## [STATED EXERCISE]
Set down each line of the material that follows, exactly, with no pictures.

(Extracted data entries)
● ● ● ●
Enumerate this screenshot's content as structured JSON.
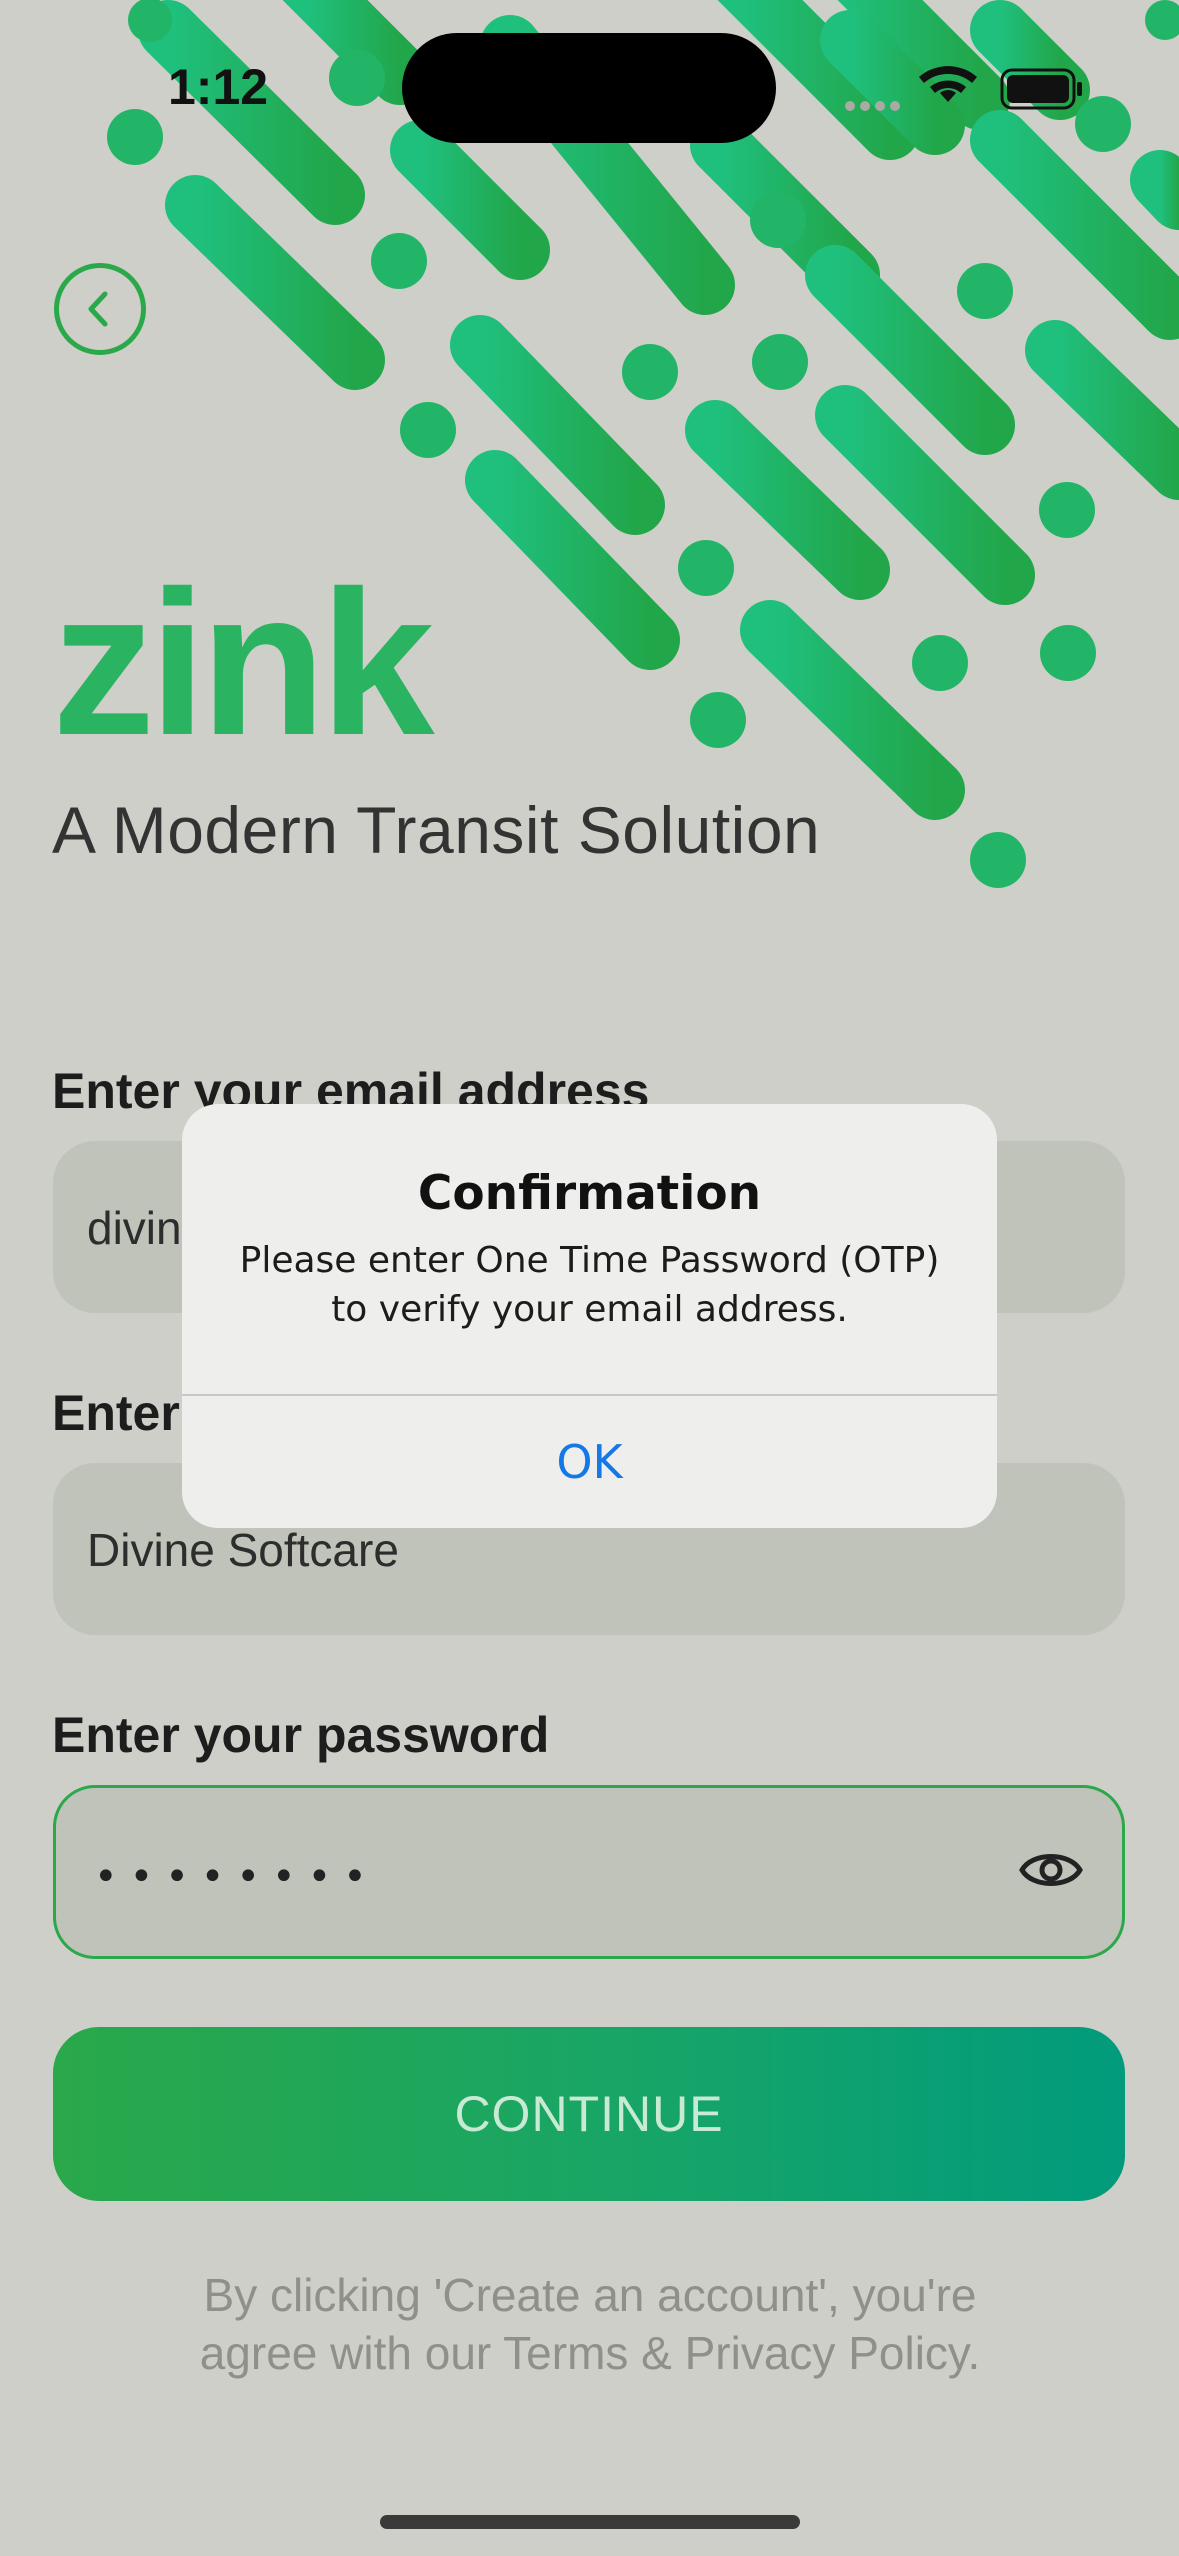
{
  "status_bar": {
    "time": "1:12"
  },
  "brand": {
    "logo": "zink",
    "tagline": "A Modern Transit Solution",
    "accent": "#2ab361"
  },
  "form": {
    "email": {
      "label": "Enter your email address",
      "value": "divine"
    },
    "name": {
      "label": "Enter your name",
      "value": "Divine Softcare"
    },
    "password": {
      "label": "Enter your password",
      "masked_value": "••••••••"
    },
    "continue_label": "CONTINUE",
    "terms_line1": "By clicking 'Create an account', you're",
    "terms_line2": "agree with our Terms & Privacy Policy."
  },
  "dialog": {
    "title": "Confirmation",
    "message_line1": "Please enter One Time Password (OTP)",
    "message_line2": "to verify your email address.",
    "ok_label": "OK"
  },
  "icons": [
    "back-chevron-icon",
    "wifi-icon",
    "battery-icon",
    "eye-icon"
  ]
}
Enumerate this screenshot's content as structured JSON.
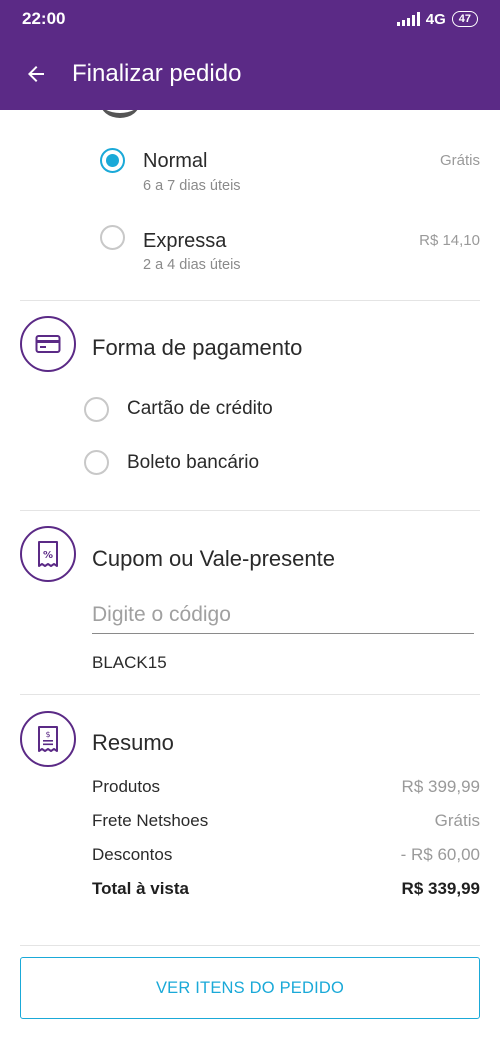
{
  "status_bar": {
    "time": "22:00",
    "network": "4G",
    "battery": "47"
  },
  "app_bar": {
    "title": "Finalizar pedido",
    "back_icon": "arrow-left-icon"
  },
  "shipping": {
    "options": [
      {
        "name": "Normal",
        "eta": "6 a 7 dias úteis",
        "price": "Grátis",
        "selected": true
      },
      {
        "name": "Expressa",
        "eta": "2 a 4 dias úteis",
        "price": "R$ 14,10",
        "selected": false
      }
    ]
  },
  "payment": {
    "title": "Forma de pagamento",
    "icon": "credit-card-icon",
    "options": [
      {
        "label": "Cartão de crédito",
        "selected": false
      },
      {
        "label": "Boleto bancário",
        "selected": false
      }
    ]
  },
  "coupon": {
    "title": "Cupom ou Vale-presente",
    "icon": "coupon-icon",
    "placeholder": "Digite o código",
    "value": "",
    "applied_code": "BLACK15"
  },
  "summary": {
    "title": "Resumo",
    "icon": "receipt-icon",
    "rows": [
      {
        "label": "Produtos",
        "value": "R$ 399,99"
      },
      {
        "label": "Frete Netshoes",
        "value": "Grátis"
      },
      {
        "label": "Descontos",
        "value": "- R$ 60,00"
      }
    ],
    "total": {
      "label": "Total à vista",
      "value": "R$ 339,99"
    }
  },
  "actions": {
    "view_items_label": "VER ITENS DO PEDIDO"
  },
  "colors": {
    "brand_purple": "#5b2a86",
    "accent_blue": "#1aa9d8"
  }
}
● ● ● ●
## [TASK RESULT]
Enumerate this screenshot's content as structured JSON.
{
  "status_bar": {
    "time": "1:12"
  },
  "brand": {
    "logo": "zink",
    "tagline": "A Modern Transit Solution",
    "accent": "#2ab361"
  },
  "form": {
    "email": {
      "label": "Enter your email address",
      "value": "divine"
    },
    "name": {
      "label": "Enter your name",
      "value": "Divine Softcare"
    },
    "password": {
      "label": "Enter your password",
      "masked_value": "••••••••"
    },
    "continue_label": "CONTINUE",
    "terms_line1": "By clicking 'Create an account', you're",
    "terms_line2": "agree with our Terms & Privacy Policy."
  },
  "dialog": {
    "title": "Confirmation",
    "message_line1": "Please enter One Time Password (OTP)",
    "message_line2": "to verify your email address.",
    "ok_label": "OK"
  },
  "icons": [
    "back-chevron-icon",
    "wifi-icon",
    "battery-icon",
    "eye-icon"
  ]
}
Enumerate this screenshot's content as structured JSON.
{
  "status_bar": {
    "time": "22:00",
    "network": "4G",
    "battery": "47"
  },
  "app_bar": {
    "title": "Finalizar pedido",
    "back_icon": "arrow-left-icon"
  },
  "shipping": {
    "options": [
      {
        "name": "Normal",
        "eta": "6 a 7 dias úteis",
        "price": "Grátis",
        "selected": true
      },
      {
        "name": "Expressa",
        "eta": "2 a 4 dias úteis",
        "price": "R$ 14,10",
        "selected": false
      }
    ]
  },
  "payment": {
    "title": "Forma de pagamento",
    "icon": "credit-card-icon",
    "options": [
      {
        "label": "Cartão de crédito",
        "selected": false
      },
      {
        "label": "Boleto bancário",
        "selected": false
      }
    ]
  },
  "coupon": {
    "title": "Cupom ou Vale-presente",
    "icon": "coupon-icon",
    "placeholder": "Digite o código",
    "value": "",
    "applied_code": "BLACK15"
  },
  "summary": {
    "title": "Resumo",
    "icon": "receipt-icon",
    "rows": [
      {
        "label": "Produtos",
        "value": "R$ 399,99"
      },
      {
        "label": "Frete Netshoes",
        "value": "Grátis"
      },
      {
        "label": "Descontos",
        "value": "- R$ 60,00"
      }
    ],
    "total": {
      "label": "Total à vista",
      "value": "R$ 339,99"
    }
  },
  "actions": {
    "view_items_label": "VER ITENS DO PEDIDO"
  },
  "colors": {
    "brand_purple": "#5b2a86",
    "accent_blue": "#1aa9d8"
  }
}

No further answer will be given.